■ TO DO ■
Copy each line of the entries that contains the word "inbreeding".

■ DATA ENTRIES ■
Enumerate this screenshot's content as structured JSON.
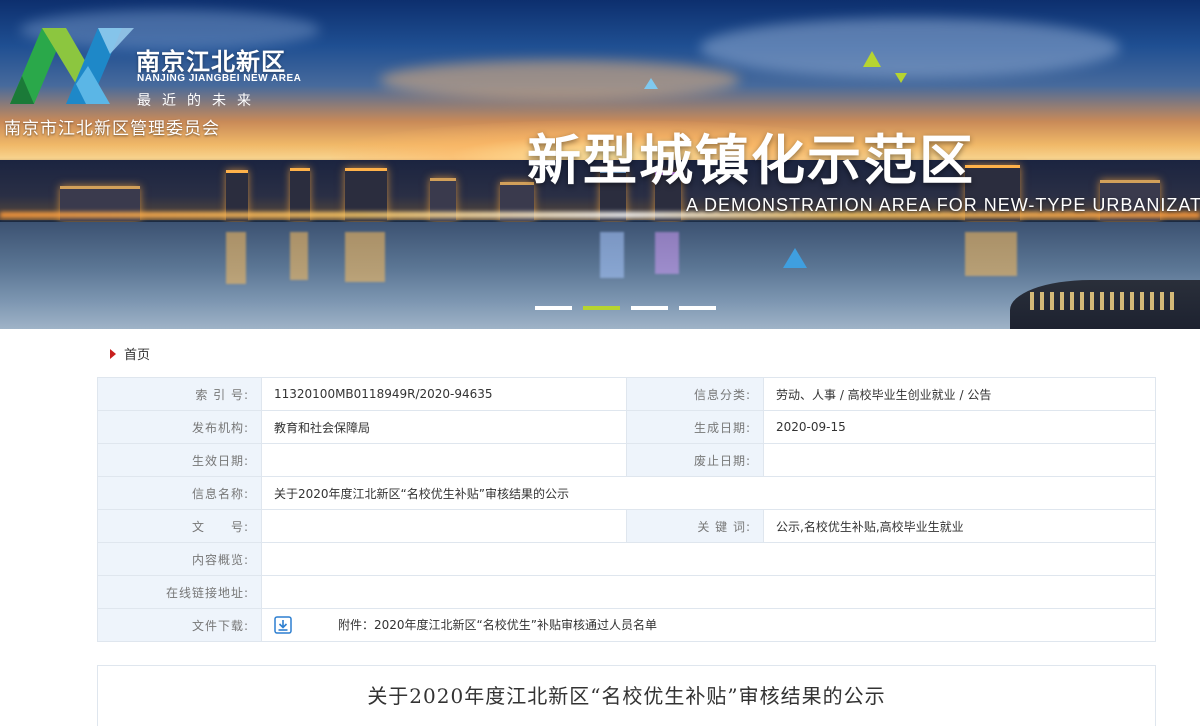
{
  "banner": {
    "logo_cn": "南京江北新区",
    "logo_en": "NANJING JIANGBEI NEW AREA",
    "logo_slogan": "最近的未来",
    "committee": "南京市江北新区管理委员会",
    "headline": "新型城镇化示范区",
    "headline_en": "A DEMONSTRATION AREA FOR NEW-TYPE URBANIZAT",
    "slides": 4,
    "active_slide": 2,
    "logo_colors": [
      "#2aa84a",
      "#8cc63f",
      "#1e88c8",
      "#5bb6e6"
    ]
  },
  "breadcrumb": {
    "home_label": "首页"
  },
  "info": {
    "index_label": "索 引 号:",
    "index_value": "11320100MB0118949R/2020-94635",
    "category_label": "信息分类:",
    "category_value": "劳动、人事 / 高校毕业生创业就业 / 公告",
    "publisher_label": "发布机构:",
    "publisher_value": "教育和社会保障局",
    "created_label": "生成日期:",
    "created_value": "2020-09-15",
    "effective_label": "生效日期:",
    "effective_value": "",
    "expire_label": "废止日期:",
    "expire_value": "",
    "name_label": "信息名称:",
    "name_value": "关于2020年度江北新区“名校优生补贴”审核结果的公示",
    "docno_label": "文　　号:",
    "docno_value": "",
    "keywords_label": "关 键 词:",
    "keywords_value": "公示,名校优生补贴,高校毕业生就业",
    "summary_label": "内容概览:",
    "summary_value": "",
    "link_label": "在线链接地址:",
    "link_value": "",
    "download_label": "文件下载:",
    "attachment_text": "附件：2020年度江北新区“名校优生”补贴审核通过人员名单"
  },
  "article": {
    "title": "关于2020年度江北新区“名校优生补贴”审核结果的公示"
  }
}
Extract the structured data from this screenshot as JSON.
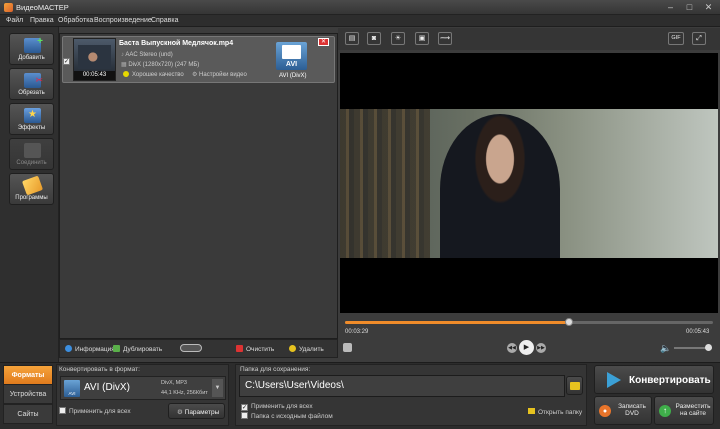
{
  "window": {
    "title": "ВидеоМАСТЕР"
  },
  "menu": [
    "Файл",
    "Правка",
    "Обработка",
    "Воспроизведение",
    "Справка"
  ],
  "left_toolbar": [
    {
      "label": "Добавить",
      "icon": "add-film-icon",
      "enabled": true
    },
    {
      "label": "Обрезать",
      "icon": "cut-film-icon",
      "enabled": true
    },
    {
      "label": "Эффекты",
      "icon": "effects-icon",
      "enabled": true
    },
    {
      "label": "Соединить",
      "icon": "join-icon",
      "enabled": false
    },
    {
      "label": "Программы",
      "icon": "programs-icon",
      "enabled": true
    }
  ],
  "file": {
    "duration": "00:05:43",
    "name": "Баста    Выпускной Медлячок.mp4",
    "audio": "AAC Stereo (und)",
    "video": "DivX (1280x720) (247 МБ)",
    "quality": "Хорошее качество",
    "settings": "Настройки видео",
    "output_badge": "AVI",
    "output_format": "AVI (DivX)"
  },
  "list_toolbar": {
    "info": "Информация",
    "duplicate": "Дублировать",
    "clear": "Очистить",
    "delete": "Удалить"
  },
  "player": {
    "current_time": "00:03:29",
    "total_time": "00:05:43",
    "progress": 0.61,
    "gif_label": "GIF"
  },
  "bottom": {
    "tabs": [
      {
        "label": "Форматы",
        "active": true
      },
      {
        "label": "Устройства",
        "active": false
      },
      {
        "label": "Сайты",
        "active": false
      }
    ],
    "convert_caption": "Конвертировать в формат:",
    "format_name": "AVI (DivX)",
    "format_badge": "AVI",
    "codecs": "DivX, MP3",
    "audio_params": "44,1 KHz, 256Кбит",
    "apply_all": "Применить для всех",
    "params": "Параметры",
    "save_caption": "Папка для сохранения:",
    "path": "C:\\Users\\User\\Videos\\",
    "apply_all_2": "Применить для всех",
    "same_folder": "Папка с исходным файлом",
    "open_folder": "Открыть папку",
    "convert": "Конвертировать",
    "burn_dvd_1": "Записать",
    "burn_dvd_2": "DVD",
    "publish_1": "Разместить",
    "publish_2": "на сайте"
  },
  "colors": {
    "accent": "#f08c2a",
    "convert_arrow": "#3ba0d6"
  }
}
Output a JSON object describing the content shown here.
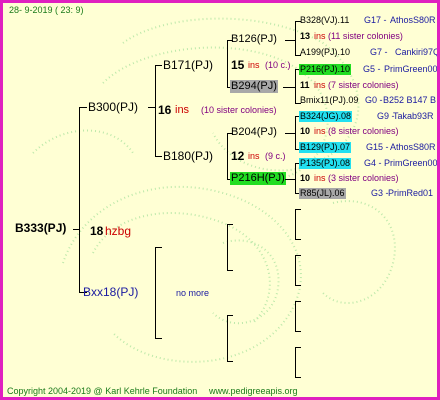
{
  "header": {
    "date": "28-  9-2019  (  23:  9)"
  },
  "root": {
    "name": "B333(PJ)",
    "inbreeding": "18",
    "code": "hzbg"
  },
  "gen1": {
    "father": {
      "name": "B300(PJ)",
      "inbreeding": "16",
      "ins": "ins",
      "note": "(10 sister colonies)"
    },
    "mother": {
      "name": "Bxx18(PJ)",
      "more": "no more"
    }
  },
  "gen2": {
    "ff": {
      "name": "B171(PJ)",
      "inbreeding": "15",
      "ins": "ins",
      "note": "(10 c.)"
    },
    "fm": {
      "name": "B180(PJ)",
      "inbreeding": "12",
      "ins": "ins",
      "note": "(9 c.)"
    }
  },
  "gen3": {
    "fff": {
      "name": "B126(PJ)",
      "inbreeding": "13",
      "ins": "ins",
      "note": "(11 sister colonies)"
    },
    "ffm": {
      "name": "B294(PJ)",
      "inbreeding": "11",
      "ins": "ins",
      "note": "(7 sister colonies)"
    },
    "fmf": {
      "name": "B204(PJ)",
      "inbreeding": "10",
      "ins": "ins",
      "note": "(8 sister colonies)"
    },
    "fmm": {
      "name": "P216H(PJ)",
      "inbreeding": "10",
      "ins": "ins",
      "note": "(3 sister colonies)"
    }
  },
  "gen4": [
    {
      "name": "B328(VJ).11",
      "gen": "G17 -",
      "line": "AthosS80R"
    },
    {
      "name": "A199(PJ).10",
      "gen": "G7 -",
      "line": "Cankiri97Q"
    },
    {
      "name": "P216(PJ).10",
      "gen": "G5 -",
      "line": "PrimGreen00"
    },
    {
      "name": "Bmix11(PJ).09",
      "gen": "G0 -",
      "line": "B252 B147 B"
    },
    {
      "name": "B324(JG).08",
      "gen": "G9 -",
      "line": "Takab93R"
    },
    {
      "name": "B129(PJ).07",
      "gen": "G15 -",
      "line": "AthosS80R"
    },
    {
      "name": "P135(PJ).08",
      "gen": "G4 -",
      "line": "PrimGreen00"
    },
    {
      "name": "R85(JL).06",
      "gen": "G3 -",
      "line": "PrimRed01"
    }
  ],
  "footer": {
    "copyright": "Copyright 2004-2019 @ Karl Kehrle Foundation",
    "url": "www.pedigreeapis.org"
  },
  "colors": {
    "border": "#e020c0",
    "background": "#ffffd4",
    "highlight_green": "#22dd22",
    "highlight_cyan": "#22e0f0",
    "highlight_gray": "#a8a8a8"
  }
}
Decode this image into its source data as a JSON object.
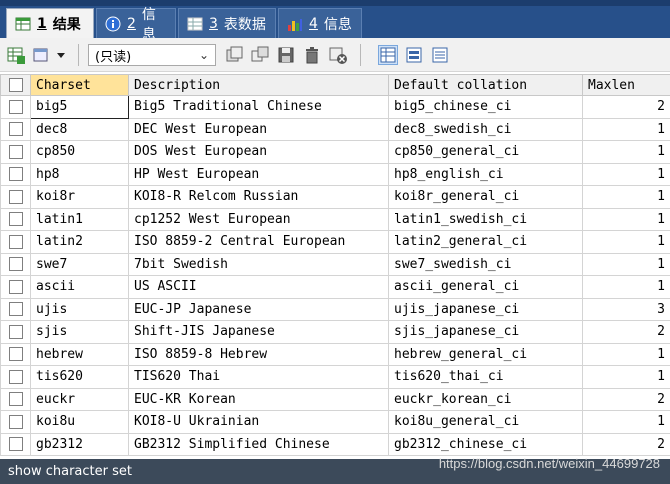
{
  "tabs": [
    {
      "num": "1",
      "label": "结果",
      "active": true
    },
    {
      "num": "2",
      "label": "信息",
      "active": false
    },
    {
      "num": "3",
      "label": "表数据",
      "active": false
    },
    {
      "num": "4",
      "label": "信息",
      "active": false
    }
  ],
  "toolbar": {
    "readonly_label": "(只读)"
  },
  "table": {
    "columns": [
      "Charset",
      "Description",
      "Default collation",
      "Maxlen"
    ],
    "rows": [
      [
        "big5",
        "Big5 Traditional Chinese",
        "big5_chinese_ci",
        "2"
      ],
      [
        "dec8",
        "DEC West European",
        "dec8_swedish_ci",
        "1"
      ],
      [
        "cp850",
        "DOS West European",
        "cp850_general_ci",
        "1"
      ],
      [
        "hp8",
        "HP West European",
        "hp8_english_ci",
        "1"
      ],
      [
        "koi8r",
        "KOI8-R Relcom Russian",
        "koi8r_general_ci",
        "1"
      ],
      [
        "latin1",
        "cp1252 West European",
        "latin1_swedish_ci",
        "1"
      ],
      [
        "latin2",
        "ISO 8859-2 Central European",
        "latin2_general_ci",
        "1"
      ],
      [
        "swe7",
        "7bit Swedish",
        "swe7_swedish_ci",
        "1"
      ],
      [
        "ascii",
        "US ASCII",
        "ascii_general_ci",
        "1"
      ],
      [
        "ujis",
        "EUC-JP Japanese",
        "ujis_japanese_ci",
        "3"
      ],
      [
        "sjis",
        "Shift-JIS Japanese",
        "sjis_japanese_ci",
        "2"
      ],
      [
        "hebrew",
        "ISO 8859-8 Hebrew",
        "hebrew_general_ci",
        "1"
      ],
      [
        "tis620",
        "TIS620 Thai",
        "tis620_thai_ci",
        "1"
      ],
      [
        "euckr",
        "EUC-KR Korean",
        "euckr_korean_ci",
        "2"
      ],
      [
        "koi8u",
        "KOI8-U Ukrainian",
        "koi8u_general_ci",
        "1"
      ],
      [
        "gb2312",
        "GB2312 Simplified Chinese",
        "gb2312_chinese_ci",
        "2"
      ]
    ]
  },
  "status": {
    "text": "show character set"
  },
  "watermark": "https://blog.csdn.net/weixin_44699728"
}
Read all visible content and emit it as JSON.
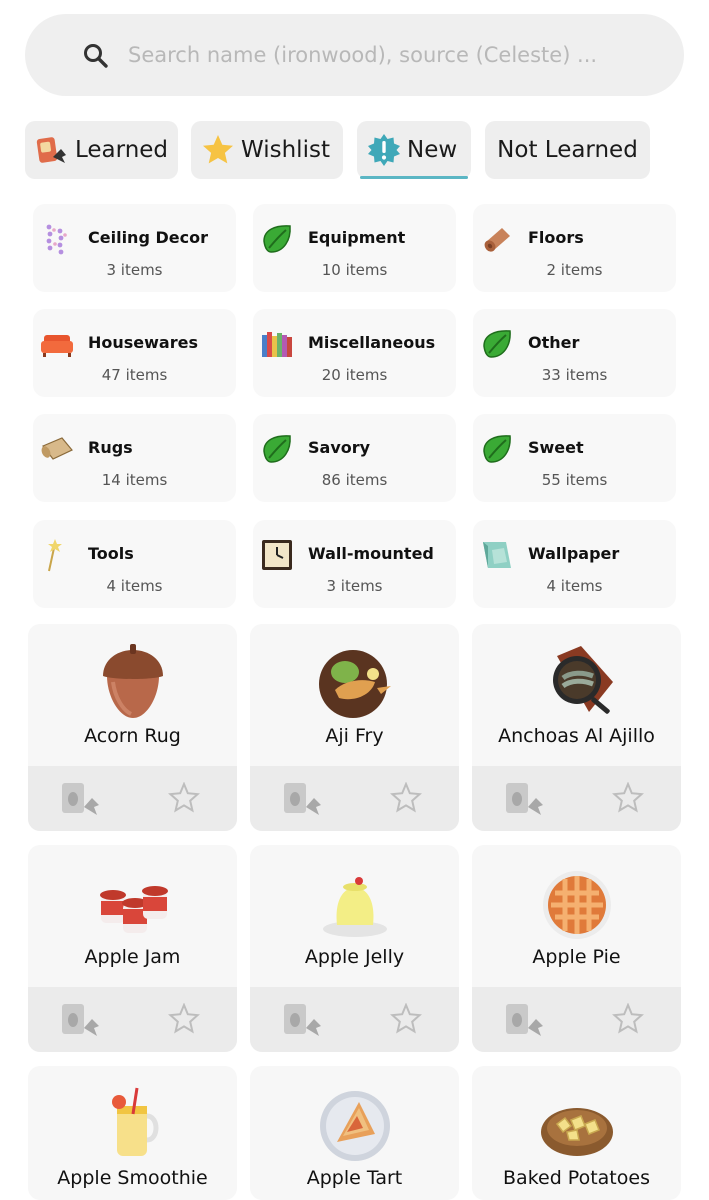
{
  "search": {
    "placeholder": "Search name (ironwood), source (Celeste) ..."
  },
  "filters": [
    {
      "label": "Learned",
      "icon": "recipe-card-icon"
    },
    {
      "label": "Wishlist",
      "icon": "star-icon"
    },
    {
      "label": "New",
      "icon": "new-badge-icon",
      "active": true
    },
    {
      "label": "Not Learned",
      "icon": ""
    }
  ],
  "categories": [
    {
      "name": "Ceiling Decor",
      "count": "3 items",
      "icon": "ceiling-decor-icon"
    },
    {
      "name": "Equipment",
      "count": "10 items",
      "icon": "leaf-icon"
    },
    {
      "name": "Floors",
      "count": "2 items",
      "icon": "floor-roll-icon"
    },
    {
      "name": "Housewares",
      "count": "47 items",
      "icon": "sofa-icon"
    },
    {
      "name": "Miscellaneous",
      "count": "20 items",
      "icon": "books-icon"
    },
    {
      "name": "Other",
      "count": "33 items",
      "icon": "leaf-icon"
    },
    {
      "name": "Rugs",
      "count": "14 items",
      "icon": "rug-icon"
    },
    {
      "name": "Savory",
      "count": "86 items",
      "icon": "leaf-icon"
    },
    {
      "name": "Sweet",
      "count": "55 items",
      "icon": "leaf-icon"
    },
    {
      "name": "Tools",
      "count": "4 items",
      "icon": "wand-icon"
    },
    {
      "name": "Wall-mounted",
      "count": "3 items",
      "icon": "clock-icon"
    },
    {
      "name": "Wallpaper",
      "count": "4 items",
      "icon": "wallpaper-icon"
    }
  ],
  "items": [
    {
      "name": "Acorn Rug",
      "icon": "acorn-icon"
    },
    {
      "name": "Aji Fry",
      "icon": "aji-fry-icon"
    },
    {
      "name": "Anchoas Al Ajillo",
      "icon": "anchoas-icon"
    },
    {
      "name": "Apple Jam",
      "icon": "apple-jam-icon"
    },
    {
      "name": "Apple Jelly",
      "icon": "apple-jelly-icon"
    },
    {
      "name": "Apple Pie",
      "icon": "apple-pie-icon"
    },
    {
      "name": "Apple Smoothie",
      "icon": "apple-smoothie-icon"
    },
    {
      "name": "Apple Tart",
      "icon": "apple-tart-icon"
    },
    {
      "name": "Baked Potatoes",
      "icon": "baked-potatoes-icon"
    }
  ],
  "colors": {
    "accent": "#5bb6c4",
    "leaf": "#3aaa35",
    "card": "#f7f7f7",
    "bar": "#ebebeb"
  }
}
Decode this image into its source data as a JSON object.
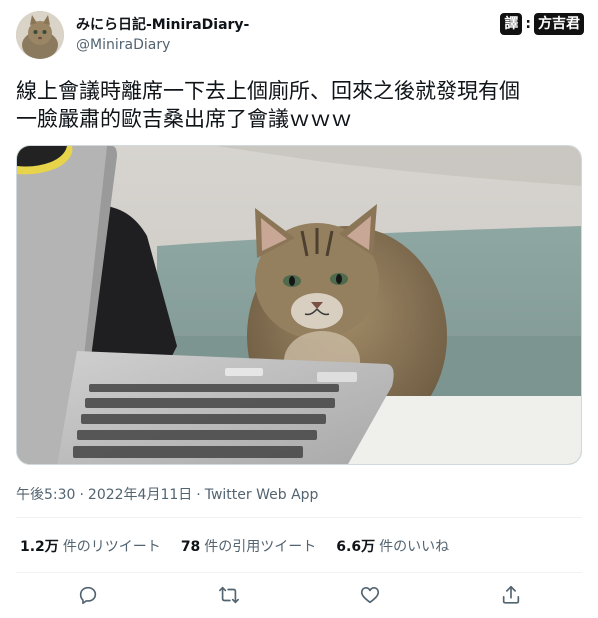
{
  "user": {
    "display_name": "みにら日記-MiniraDiary-",
    "handle": "@MiniraDiary"
  },
  "credit": {
    "label1": "譯",
    "separator": ":",
    "label2": "方吉君"
  },
  "tweet": {
    "text": "線上會議時離席一下去上個廁所、回來之後就發現有個\n一臉嚴肅的歐吉桑出席了會議ｗｗｗ"
  },
  "meta": {
    "time": "午後5:30",
    "date": "2022年4月11日",
    "separator": "·",
    "source": "Twitter Web App"
  },
  "stats": [
    {
      "num": "1.2万",
      "label": "件のリツイート"
    },
    {
      "num": "78",
      "label": "件の引用ツイート"
    },
    {
      "num": "6.6万",
      "label": "件のいいね"
    }
  ],
  "actions": {
    "reply_icon": "reply-icon",
    "retweet_icon": "retweet-icon",
    "like_icon": "heart-icon",
    "share_icon": "share-icon"
  },
  "colors": {
    "text": "#0f1419",
    "secondary": "#536471",
    "divider": "#eff3f4",
    "icon": "#536471"
  }
}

■ WRITTEN SOLUTION ■
    "inbreeding": "18",
      "inbreeding": "16",
      "inbreeding": "15",
      "inbreeding": "12",
      "inbreeding": "13",
      "inbreeding": "11",
      "inbreeding": "10",
      "inbreeding": "10",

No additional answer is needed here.